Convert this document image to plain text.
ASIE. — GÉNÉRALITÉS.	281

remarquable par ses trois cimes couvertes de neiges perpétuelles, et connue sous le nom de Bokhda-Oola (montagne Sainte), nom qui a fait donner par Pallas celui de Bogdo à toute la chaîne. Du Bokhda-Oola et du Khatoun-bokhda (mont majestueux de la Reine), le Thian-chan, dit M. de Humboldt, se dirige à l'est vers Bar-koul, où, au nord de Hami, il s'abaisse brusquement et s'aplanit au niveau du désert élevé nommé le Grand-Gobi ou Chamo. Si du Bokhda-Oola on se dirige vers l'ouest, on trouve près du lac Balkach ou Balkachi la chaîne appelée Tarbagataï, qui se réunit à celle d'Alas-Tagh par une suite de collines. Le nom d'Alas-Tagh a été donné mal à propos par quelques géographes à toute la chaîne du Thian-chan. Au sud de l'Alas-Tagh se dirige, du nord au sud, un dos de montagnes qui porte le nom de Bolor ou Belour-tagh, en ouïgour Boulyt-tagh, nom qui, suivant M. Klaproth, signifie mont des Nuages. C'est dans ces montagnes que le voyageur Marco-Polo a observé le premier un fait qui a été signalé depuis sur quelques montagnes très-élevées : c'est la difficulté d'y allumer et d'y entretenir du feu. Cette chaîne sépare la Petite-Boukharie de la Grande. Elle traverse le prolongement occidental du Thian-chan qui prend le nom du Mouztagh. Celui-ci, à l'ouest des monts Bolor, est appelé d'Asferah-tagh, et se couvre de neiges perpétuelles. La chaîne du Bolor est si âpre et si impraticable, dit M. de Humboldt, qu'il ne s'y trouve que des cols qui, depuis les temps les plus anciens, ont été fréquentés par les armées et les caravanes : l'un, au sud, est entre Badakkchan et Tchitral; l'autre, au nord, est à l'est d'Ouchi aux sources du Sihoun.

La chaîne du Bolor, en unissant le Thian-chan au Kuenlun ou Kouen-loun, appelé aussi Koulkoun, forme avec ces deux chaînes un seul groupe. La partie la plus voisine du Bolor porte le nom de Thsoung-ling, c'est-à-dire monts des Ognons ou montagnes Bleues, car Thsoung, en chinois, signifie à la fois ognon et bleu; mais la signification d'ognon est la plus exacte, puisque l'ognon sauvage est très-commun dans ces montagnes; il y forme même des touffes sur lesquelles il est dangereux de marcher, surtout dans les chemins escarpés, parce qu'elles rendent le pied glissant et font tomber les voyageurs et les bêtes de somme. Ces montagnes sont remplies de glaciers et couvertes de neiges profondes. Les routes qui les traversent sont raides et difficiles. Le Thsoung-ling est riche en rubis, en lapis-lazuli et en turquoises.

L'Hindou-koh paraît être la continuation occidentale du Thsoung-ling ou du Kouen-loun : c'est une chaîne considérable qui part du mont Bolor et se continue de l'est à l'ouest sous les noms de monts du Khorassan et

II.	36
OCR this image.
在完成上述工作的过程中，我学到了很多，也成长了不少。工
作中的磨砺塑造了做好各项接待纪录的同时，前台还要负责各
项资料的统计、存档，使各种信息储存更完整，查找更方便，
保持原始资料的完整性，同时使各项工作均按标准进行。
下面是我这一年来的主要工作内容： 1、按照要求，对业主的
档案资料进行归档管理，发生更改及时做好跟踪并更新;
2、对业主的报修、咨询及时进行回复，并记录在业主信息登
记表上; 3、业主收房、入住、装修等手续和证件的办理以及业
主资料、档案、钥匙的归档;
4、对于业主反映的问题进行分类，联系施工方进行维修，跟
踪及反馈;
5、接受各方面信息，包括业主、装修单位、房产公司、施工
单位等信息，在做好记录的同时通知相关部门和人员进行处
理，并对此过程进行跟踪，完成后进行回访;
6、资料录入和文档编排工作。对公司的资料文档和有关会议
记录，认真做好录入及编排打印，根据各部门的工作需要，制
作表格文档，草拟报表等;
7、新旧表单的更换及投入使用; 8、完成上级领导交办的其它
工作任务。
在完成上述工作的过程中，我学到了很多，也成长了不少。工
┄┄┄┄┄┄┄┄┄┄┄┄┄┄┄┄┄┄┄┄
● Short task
Each entry must be reproduced verbatim.

● Full answer
Convert this document image to plain text.
ASIE. — GÉNÉRALITÉS.	281

remarquable par ses trois cimes couvertes de neiges perpétuelles, et connue sous le nom de Bokhda-Oola (montagne Sainte), nom qui a fait donner par Pallas celui de Bogdo à toute la chaîne. Du Bokhda-Oola et du Khatoun-bokhda (mont majestueux de la Reine), le Thian-chan, dit M. de Humboldt, se dirige à l'est vers Bar-koul, où, au nord de Hami, il s'abaisse brusquement et s'aplanit au niveau du désert élevé nommé le Grand-Gobi ou Chamo. Si du Bokhda-Oola on se dirige vers l'ouest, on trouve près du lac Balkach ou Balkachi la chaîne appelée Tarbagataï, qui se réunit à celle d'Alas-Tagh par une suite de collines. Le nom d'Alas-Tagh a été donné mal à propos par quelques géographes à toute la chaîne du Thian-chan. Au sud de l'Alas-Tagh se dirige, du nord au sud, un dos de montagnes qui porte le nom de Bolor ou Belour-tagh, en ouïgour Boulyt-tagh, nom qui, suivant M. Klaproth, signifie mont des Nuages. C'est dans ces montagnes que le voyageur Marco-Polo a observé le premier un fait qui a été signalé depuis sur quelques montagnes très-élevées : c'est la difficulté d'y allumer et d'y entretenir du feu. Cette chaîne sépare la Petite-Boukharie de la Grande. Elle traverse le prolongement occidental du Thian-chan qui prend le nom du Mouztagh. Celui-ci, à l'ouest des monts Bolor, est appelé d'Asferah-tagh, et se couvre de neiges perpétuelles. La chaîne du Bolor est si âpre et si impraticable, dit M. de Humboldt, qu'il ne s'y trouve que des cols qui, depuis les temps les plus anciens, ont été fréquentés par les armées et les caravanes : l'un, au sud, est entre Badakkchan et Tchitral; l'autre, au nord, est à l'est d'Ouchi aux sources du Sihoun.

La chaîne du Bolor, en unissant le Thian-chan au Kuenlun ou Kouen-loun, appelé aussi Koulkoun, forme avec ces deux chaînes un seul groupe. La partie la plus voisine du Bolor porte le nom de Thsoung-ling, c'est-à-dire monts des Ognons ou montagnes Bleues, car Thsoung, en chinois, signifie à la fois ognon et bleu; mais la signification d'ognon est la plus exacte, puisque l'ognon sauvage est très-commun dans ces montagnes; il y forme même des touffes sur lesquelles il est dangereux de marcher, surtout dans les chemins escarpés, parce qu'elles rendent le pied glissant et font tomber les voyageurs et les bêtes de somme. Ces montagnes sont remplies de glaciers et couvertes de neiges profondes. Les routes qui les traversent sont raides et difficiles. Le Thsoung-ling est riche en rubis, en lapis-lazuli et en turquoises.

L'Hindou-koh paraît être la continuation occidentale du Thsoung-ling ou du Kouen-loun : c'est une chaîne considérable qui part du mont Bolor et se continue de l'est à l'ouest sous les noms de monts du Khorassan et

II.	36
OCR this image.
在完成上述工作的过程中，我学到了很多，也成长了不少。工
作中的磨砺塑造了做好各项接待纪录的同时，前台还要负责各
项资料的统计、存档，使各种信息储存更完整，查找更方便，
保持原始资料的完整性，同时使各项工作均按标准进行。
下面是我这一年来的主要工作内容： 1、按照要求，对业主的
档案资料进行归档管理，发生更改及时做好跟踪并更新;
2、对业主的报修、咨询及时进行回复，并记录在业主信息登
记表上; 3、业主收房、入住、装修等手续和证件的办理以及业
主资料、档案、钥匙的归档;
4、对于业主反映的问题进行分类，联系施工方进行维修，跟
踪及反馈;
5、接受各方面信息，包括业主、装修单位、房产公司、施工
单位等信息，在做好记录的同时通知相关部门和人员进行处
理，并对此过程进行跟踪，完成后进行回访;
6、资料录入和文档编排工作。对公司的资料文档和有关会议
记录，认真做好录入及编排打印，根据各部门的工作需要，制
作表格文档，草拟报表等;
7、新旧表单的更换及投入使用; 8、完成上级领导交办的其它
工作任务。
在完成上述工作的过程中，我学到了很多，也成长了不少。工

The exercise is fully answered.